**What to do**
Duplicate the items below, from the line with "Localize all elements." to the line with "- series-line-commercial[interactable]: [817, 536, 2159, 584]", both included.

**Excerpted data**
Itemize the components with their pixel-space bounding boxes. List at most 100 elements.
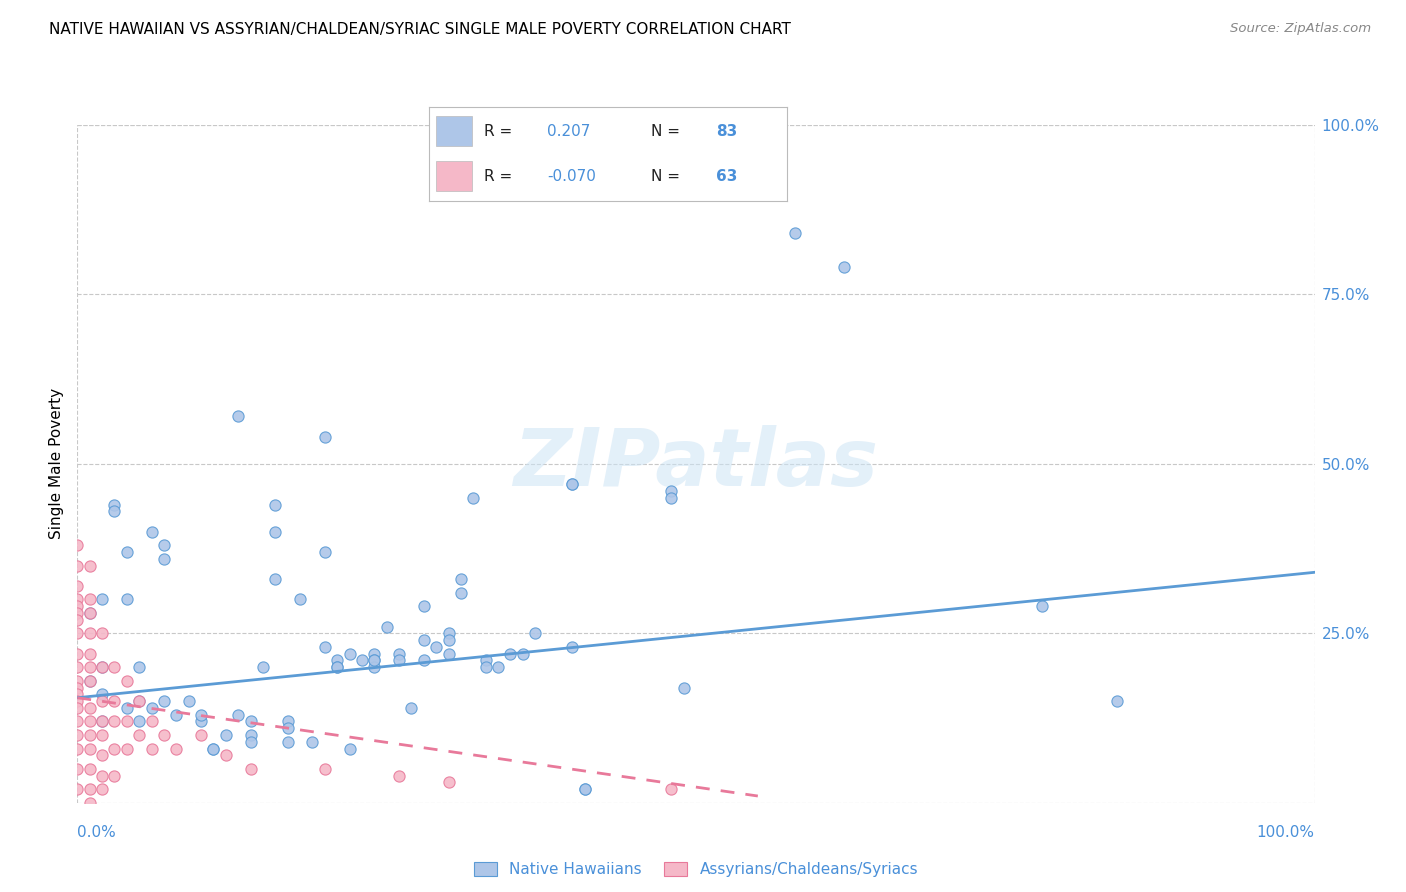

---

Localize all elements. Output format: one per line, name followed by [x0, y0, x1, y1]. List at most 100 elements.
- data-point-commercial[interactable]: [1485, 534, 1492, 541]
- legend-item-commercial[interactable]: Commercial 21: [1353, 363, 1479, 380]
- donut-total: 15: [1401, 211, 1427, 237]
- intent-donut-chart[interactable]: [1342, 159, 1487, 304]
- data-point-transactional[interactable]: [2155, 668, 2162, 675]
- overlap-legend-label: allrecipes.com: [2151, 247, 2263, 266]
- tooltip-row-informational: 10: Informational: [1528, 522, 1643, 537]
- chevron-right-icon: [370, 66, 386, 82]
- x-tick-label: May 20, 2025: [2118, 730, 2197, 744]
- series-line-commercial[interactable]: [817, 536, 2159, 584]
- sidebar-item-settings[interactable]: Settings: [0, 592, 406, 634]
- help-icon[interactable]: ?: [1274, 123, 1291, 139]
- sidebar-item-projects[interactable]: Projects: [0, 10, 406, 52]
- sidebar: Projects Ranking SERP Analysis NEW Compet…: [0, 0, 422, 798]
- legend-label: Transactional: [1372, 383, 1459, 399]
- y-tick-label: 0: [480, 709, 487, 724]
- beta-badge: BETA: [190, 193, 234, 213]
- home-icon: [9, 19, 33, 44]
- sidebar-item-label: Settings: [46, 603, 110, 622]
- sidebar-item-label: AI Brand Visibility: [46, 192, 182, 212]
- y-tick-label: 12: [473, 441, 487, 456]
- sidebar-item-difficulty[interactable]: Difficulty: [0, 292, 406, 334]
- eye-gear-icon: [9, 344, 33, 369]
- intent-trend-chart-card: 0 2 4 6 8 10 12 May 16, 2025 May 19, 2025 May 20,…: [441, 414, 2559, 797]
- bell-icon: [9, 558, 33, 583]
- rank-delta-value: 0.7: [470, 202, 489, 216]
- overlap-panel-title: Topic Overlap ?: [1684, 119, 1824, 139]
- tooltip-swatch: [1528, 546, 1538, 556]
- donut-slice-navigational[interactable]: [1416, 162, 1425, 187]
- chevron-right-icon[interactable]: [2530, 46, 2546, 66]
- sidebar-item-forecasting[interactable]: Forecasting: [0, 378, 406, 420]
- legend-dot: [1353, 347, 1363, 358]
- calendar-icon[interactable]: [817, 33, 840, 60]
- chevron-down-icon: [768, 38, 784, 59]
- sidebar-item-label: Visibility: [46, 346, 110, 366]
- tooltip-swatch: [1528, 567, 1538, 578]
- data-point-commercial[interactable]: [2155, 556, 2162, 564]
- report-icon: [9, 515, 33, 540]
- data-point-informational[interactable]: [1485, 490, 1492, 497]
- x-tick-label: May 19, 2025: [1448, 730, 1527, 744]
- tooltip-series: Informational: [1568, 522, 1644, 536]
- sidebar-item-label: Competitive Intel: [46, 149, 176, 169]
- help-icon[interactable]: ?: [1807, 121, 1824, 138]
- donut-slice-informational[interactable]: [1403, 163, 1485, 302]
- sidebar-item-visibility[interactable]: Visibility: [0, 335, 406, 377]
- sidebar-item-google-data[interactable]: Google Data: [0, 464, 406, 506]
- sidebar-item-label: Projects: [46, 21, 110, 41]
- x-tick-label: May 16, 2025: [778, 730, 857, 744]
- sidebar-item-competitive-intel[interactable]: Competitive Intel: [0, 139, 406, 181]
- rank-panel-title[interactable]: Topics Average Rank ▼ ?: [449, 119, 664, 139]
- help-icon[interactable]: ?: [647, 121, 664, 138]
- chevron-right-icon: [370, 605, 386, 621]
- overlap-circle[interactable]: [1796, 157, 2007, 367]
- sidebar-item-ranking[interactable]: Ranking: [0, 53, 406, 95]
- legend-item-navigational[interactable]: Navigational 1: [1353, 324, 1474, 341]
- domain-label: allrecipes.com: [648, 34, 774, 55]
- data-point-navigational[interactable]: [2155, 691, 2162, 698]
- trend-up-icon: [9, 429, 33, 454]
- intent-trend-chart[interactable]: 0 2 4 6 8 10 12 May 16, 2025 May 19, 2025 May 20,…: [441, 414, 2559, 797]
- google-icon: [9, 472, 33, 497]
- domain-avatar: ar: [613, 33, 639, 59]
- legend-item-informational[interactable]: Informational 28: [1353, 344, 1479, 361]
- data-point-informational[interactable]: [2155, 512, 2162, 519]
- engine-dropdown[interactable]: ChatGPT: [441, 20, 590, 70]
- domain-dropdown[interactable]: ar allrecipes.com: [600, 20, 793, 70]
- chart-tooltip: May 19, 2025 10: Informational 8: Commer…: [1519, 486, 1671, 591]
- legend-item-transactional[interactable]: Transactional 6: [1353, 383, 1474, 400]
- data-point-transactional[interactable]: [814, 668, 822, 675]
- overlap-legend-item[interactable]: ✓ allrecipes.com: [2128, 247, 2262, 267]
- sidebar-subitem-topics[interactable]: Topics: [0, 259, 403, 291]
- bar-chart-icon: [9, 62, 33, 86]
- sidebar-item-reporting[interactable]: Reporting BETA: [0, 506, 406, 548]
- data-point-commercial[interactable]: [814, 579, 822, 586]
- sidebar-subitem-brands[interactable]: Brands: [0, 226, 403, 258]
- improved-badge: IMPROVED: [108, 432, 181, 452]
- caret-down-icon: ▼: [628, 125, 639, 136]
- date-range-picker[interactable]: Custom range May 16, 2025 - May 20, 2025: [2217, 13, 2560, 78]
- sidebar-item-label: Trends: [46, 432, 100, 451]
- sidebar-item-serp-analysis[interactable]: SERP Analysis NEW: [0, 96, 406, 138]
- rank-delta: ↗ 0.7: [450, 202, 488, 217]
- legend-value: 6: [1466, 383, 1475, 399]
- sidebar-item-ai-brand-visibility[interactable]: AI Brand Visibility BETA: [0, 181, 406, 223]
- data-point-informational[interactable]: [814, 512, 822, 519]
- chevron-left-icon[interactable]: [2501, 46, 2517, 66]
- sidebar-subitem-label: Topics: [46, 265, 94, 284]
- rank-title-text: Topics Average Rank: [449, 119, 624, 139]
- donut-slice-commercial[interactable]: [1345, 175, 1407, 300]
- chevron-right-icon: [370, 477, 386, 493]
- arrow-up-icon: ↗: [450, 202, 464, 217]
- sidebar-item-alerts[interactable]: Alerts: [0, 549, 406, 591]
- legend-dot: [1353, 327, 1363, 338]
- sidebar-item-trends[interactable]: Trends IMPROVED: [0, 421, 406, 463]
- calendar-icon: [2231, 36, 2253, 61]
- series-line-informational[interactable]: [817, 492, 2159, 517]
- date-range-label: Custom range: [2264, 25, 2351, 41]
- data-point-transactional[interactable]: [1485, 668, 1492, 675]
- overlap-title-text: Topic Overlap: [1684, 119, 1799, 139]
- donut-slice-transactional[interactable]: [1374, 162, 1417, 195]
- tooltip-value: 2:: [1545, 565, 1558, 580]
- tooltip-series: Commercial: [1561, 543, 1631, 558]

**Answer to the problem**
Localize all elements. Output format: one per line, name followed by [x0, y0, x1, y1]. List at most 100 elements.
- data-point-commercial[interactable]: [1485, 534, 1492, 541]
- legend-item-commercial[interactable]: Commercial 21: [1353, 363, 1479, 380]
- donut-total: 15: [1401, 211, 1427, 237]
- intent-donut-chart[interactable]: [1342, 159, 1487, 304]
- data-point-transactional[interactable]: [2155, 668, 2162, 675]
- overlap-legend-label: allrecipes.com: [2151, 247, 2263, 266]
- tooltip-row-informational: 10: Informational: [1528, 522, 1643, 537]
- chevron-right-icon: [370, 66, 386, 82]
- x-tick-label: May 20, 2025: [2118, 730, 2197, 744]
- series-line-commercial[interactable]: [817, 536, 2159, 584]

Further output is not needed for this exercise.